··· Source material
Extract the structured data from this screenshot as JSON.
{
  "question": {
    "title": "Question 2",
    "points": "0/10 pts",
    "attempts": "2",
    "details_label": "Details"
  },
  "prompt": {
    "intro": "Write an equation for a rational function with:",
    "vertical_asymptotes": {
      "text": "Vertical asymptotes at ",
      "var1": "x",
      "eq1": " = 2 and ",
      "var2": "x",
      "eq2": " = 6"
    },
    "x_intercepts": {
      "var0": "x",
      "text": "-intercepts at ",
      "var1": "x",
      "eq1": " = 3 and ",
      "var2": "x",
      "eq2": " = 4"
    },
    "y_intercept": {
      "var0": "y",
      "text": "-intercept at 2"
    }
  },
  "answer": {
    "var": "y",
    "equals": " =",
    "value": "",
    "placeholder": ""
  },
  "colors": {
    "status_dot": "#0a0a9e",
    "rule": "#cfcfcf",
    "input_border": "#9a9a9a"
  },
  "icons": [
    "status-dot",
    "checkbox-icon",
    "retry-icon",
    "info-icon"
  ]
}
······
··· Source material
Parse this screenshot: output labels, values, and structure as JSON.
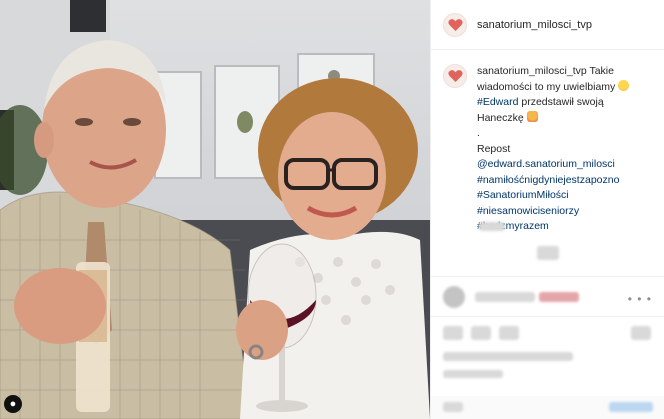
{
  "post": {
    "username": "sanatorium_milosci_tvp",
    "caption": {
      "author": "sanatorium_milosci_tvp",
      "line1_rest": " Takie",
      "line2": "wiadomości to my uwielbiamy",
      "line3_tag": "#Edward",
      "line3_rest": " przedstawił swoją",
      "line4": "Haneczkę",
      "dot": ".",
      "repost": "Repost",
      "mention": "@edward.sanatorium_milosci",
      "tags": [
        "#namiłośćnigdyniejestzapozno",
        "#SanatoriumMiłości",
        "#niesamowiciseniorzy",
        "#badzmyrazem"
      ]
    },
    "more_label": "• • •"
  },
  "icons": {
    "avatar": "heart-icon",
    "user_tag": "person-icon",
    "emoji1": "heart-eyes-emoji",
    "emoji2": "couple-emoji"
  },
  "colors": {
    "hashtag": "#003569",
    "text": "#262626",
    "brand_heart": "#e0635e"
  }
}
······
- Exercise objective
Pull out every line of the records above that contains the word "text".

- Result of this task
      "text": "Vertical asymptotes at ",
      "text": "-intercepts at ",
      "text": "-intercept at 2"
    "text": "#262626",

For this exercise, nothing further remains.